### Text block

Most damning against Doug Grant was his seeming failure to call 911 after finding his wife submerged in their bathtub shortly after dawn on September 27, 2001. (Grant later told police and others that he had called 911, but computer records and other evidence, though inconclusive in some regards, failed to corroborate his account.) Instead, he twice phoned Chad White, a physician's assistant who had gone to the Grants' home the previous evening to examine Faylene's injuries.
White prescribed the sleeping pills and other drugs before he left the residence. Grant immediately filled the scrips at a pharmacy and then returned home for the evening. White dialed 911 the following morning after hearing from Grant, an acquaintance.
He told the emergency operator, "I told [Grant] to call 911, and he said, 'I'm afraid to. I'm afraid to.' I don't know why he said that."
Juan Martinez knew that, while perhaps suggestive of Grant's consciousness of guilt (morally or criminally), the lack of a 911 call might not be enough to prove first-degree murder. So now, in the waning moments of trial, he asked Judge Mahoney to add the less-serious homicide charges to the jury instructions.
Beyond "reckless," a prosecutor trying to win a manslaughter conviction must prove that a defendant "was aware of and showed a conscious disregard of a substantial and unjustifiable risk of death. The risk must be such that disregarding it is a gross deviation from the standard of conduct that a reasonable person would observe in the situation."
The phrase "reasonable person" can spell trouble for the defense: Most jurors see themselves as reasonable, and a defendant — especially one who couldn't prove he called 911 to get help for his desperately injured wife — easily could seem grossly unreasonable.
Another section of the manslaughter law says a defendant is guilty if he helps someone commit suicide.
Juan Martinez told Judge Mahoney that he still considered Grant guilty of premeditated murder but feared appellate reversal if he didn't ask for the lesser charges and the jury returned a first-degree conviction. Yet his unexpected handwringing seemed more an admission that proving premeditation to 12 jurors would be too much for him to achieve, given the circumstances.

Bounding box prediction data
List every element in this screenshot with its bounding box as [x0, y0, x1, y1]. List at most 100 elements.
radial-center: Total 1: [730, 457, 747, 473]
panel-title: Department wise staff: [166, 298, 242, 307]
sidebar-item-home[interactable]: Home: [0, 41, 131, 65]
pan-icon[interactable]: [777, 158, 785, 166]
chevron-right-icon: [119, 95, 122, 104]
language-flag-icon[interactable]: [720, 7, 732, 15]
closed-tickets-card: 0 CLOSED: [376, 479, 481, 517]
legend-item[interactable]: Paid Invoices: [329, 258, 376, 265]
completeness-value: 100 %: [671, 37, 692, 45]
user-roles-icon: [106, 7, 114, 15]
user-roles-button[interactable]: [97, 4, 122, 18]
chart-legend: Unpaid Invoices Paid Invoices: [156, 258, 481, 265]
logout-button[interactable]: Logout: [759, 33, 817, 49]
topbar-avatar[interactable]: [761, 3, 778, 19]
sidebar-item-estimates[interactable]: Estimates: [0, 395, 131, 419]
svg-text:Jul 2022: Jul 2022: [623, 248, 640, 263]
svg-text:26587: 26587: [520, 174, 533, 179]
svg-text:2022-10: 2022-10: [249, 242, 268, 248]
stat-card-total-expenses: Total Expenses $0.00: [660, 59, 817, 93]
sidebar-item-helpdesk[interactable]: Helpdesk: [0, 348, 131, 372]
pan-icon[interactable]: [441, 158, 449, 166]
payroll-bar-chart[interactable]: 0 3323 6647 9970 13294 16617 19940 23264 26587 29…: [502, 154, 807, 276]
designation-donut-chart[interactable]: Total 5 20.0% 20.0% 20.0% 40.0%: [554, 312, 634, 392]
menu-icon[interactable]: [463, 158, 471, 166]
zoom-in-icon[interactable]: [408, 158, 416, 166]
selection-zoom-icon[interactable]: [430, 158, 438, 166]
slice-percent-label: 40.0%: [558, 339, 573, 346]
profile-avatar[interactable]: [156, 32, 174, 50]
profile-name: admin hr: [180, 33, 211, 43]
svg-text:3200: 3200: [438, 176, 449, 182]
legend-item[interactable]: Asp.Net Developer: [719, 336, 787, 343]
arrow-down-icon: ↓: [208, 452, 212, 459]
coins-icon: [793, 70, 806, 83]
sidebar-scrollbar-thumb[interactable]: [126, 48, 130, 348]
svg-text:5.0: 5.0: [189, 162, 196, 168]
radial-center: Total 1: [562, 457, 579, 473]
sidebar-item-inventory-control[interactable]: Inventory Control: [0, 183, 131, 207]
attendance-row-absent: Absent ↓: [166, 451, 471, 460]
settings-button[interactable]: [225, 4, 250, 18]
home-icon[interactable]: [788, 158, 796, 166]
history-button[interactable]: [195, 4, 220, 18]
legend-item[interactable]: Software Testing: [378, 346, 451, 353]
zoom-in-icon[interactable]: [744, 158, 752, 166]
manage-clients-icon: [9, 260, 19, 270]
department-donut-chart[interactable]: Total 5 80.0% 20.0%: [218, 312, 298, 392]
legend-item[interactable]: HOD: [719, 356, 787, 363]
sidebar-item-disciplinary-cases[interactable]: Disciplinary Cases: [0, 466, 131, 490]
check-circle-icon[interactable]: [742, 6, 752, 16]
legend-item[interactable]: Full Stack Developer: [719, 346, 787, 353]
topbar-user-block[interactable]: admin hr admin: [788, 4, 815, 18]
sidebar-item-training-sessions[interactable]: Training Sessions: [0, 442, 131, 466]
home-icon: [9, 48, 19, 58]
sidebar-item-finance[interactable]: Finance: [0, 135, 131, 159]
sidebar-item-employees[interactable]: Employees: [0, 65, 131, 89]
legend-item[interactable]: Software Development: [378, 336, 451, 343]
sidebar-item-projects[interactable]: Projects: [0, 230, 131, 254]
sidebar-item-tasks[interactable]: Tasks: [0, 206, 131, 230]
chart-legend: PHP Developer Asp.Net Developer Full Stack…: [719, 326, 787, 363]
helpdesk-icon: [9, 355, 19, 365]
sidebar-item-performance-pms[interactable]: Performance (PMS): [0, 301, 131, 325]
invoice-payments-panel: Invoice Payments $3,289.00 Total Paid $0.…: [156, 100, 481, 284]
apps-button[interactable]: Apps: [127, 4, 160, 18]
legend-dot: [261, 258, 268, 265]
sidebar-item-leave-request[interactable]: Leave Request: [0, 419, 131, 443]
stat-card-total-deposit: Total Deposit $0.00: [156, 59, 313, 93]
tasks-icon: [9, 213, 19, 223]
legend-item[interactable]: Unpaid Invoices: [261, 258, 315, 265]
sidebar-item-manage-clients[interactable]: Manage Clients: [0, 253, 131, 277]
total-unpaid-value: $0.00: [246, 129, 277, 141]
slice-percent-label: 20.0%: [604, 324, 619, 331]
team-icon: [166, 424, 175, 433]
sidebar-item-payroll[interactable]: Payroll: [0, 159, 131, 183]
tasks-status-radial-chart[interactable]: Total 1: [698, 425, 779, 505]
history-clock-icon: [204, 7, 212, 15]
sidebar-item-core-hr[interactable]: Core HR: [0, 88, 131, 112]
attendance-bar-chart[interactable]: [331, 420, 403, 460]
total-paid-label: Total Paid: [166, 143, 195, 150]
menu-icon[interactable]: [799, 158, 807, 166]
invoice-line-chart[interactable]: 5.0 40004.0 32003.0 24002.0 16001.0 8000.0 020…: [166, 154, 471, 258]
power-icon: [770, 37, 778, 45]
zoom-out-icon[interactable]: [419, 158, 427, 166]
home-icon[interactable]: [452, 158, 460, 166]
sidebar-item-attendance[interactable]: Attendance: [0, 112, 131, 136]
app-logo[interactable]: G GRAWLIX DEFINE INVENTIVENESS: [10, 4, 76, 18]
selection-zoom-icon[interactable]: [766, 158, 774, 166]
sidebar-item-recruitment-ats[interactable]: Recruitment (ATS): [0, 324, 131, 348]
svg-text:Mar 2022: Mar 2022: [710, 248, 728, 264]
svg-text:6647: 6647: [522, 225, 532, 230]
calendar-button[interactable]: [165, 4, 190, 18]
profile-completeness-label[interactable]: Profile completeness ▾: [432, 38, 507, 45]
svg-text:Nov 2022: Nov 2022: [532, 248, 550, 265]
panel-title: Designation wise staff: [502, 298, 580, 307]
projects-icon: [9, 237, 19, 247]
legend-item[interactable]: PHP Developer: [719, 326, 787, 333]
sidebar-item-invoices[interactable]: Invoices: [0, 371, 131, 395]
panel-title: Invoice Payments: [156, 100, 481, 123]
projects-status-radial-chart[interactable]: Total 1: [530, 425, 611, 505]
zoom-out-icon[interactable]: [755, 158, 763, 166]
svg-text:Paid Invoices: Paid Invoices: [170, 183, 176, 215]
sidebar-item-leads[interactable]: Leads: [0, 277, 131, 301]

### Required work
1) Copy the Doug Grant trial text from "Another section of" to "given the circumstances.", replacing "premeditated murder" with "first-degree murder".
2) Extend the account of the Doug Grant trial, picking up after its final sentence.

### Answers for the tasks
1)
Another section of the manslaughter law says a defendant is guilty if he helps someone commit suicide.
Juan Martinez told Judge Mahoney that he still considered Grant guilty of first-degree murder but feared appellate reversal if he didn't ask for the lesser charges and the jury returned a first-degree conviction. Yet his unexpected handwringing seemed more an admission that proving premeditation to 12 jurors would be too much for him to achieve, given the circumstances.

2)
The prosecutor now speculated that Faylene indeed may have been seriously depressed before she died (which is what Mel McDonald had been suggesting for the whole trial), and that her husband could have "recklessly" abetted her death.
"He's . . . indifferent to that depression, indifferent to her wants of committing suicide," Martinez said. "He didn't care about her, bottom line."
Not caring may not rise to the level of causing someone's death, recklessly or intentionally, but no matter to the prosecutor. His task was to sell the jury that the defendant was a manipulative Lothario with a heart of stone and a teenager's need for instant gratification.
Mel McDonald tried to convince the judge that his client was guilty of either first-degree murder or nothing.
"Every facet of this case reeks of first-degree murder," he told Mahoney, sounding in this role reversal like a prosecutor. "It's either all or nothing. To put her in the tub, [given that] she's so disabled, is not an accident. It's as premeditated as you can possibly go . . . To confuse this jury and try to come in with some spin, there's no evidence to support it."
The defense attorney and his client looked hangdog after the hearing.
Within a few days, Judge Mahoney issued her ruling on the all-important jury instructions: For legal reasons, she wouldn't allow the jurors to consider the "assisted suicide" part of the manslaughter statute. But she said she would allow them to deliberate first- and second-degree murder, as well as manslaughter.
"I feel like I'm trapped," Doug Grant told New Times soon after he got word. "I'm really scared they're going to convict me of manslaughter, even though I never would have hurt Faylene."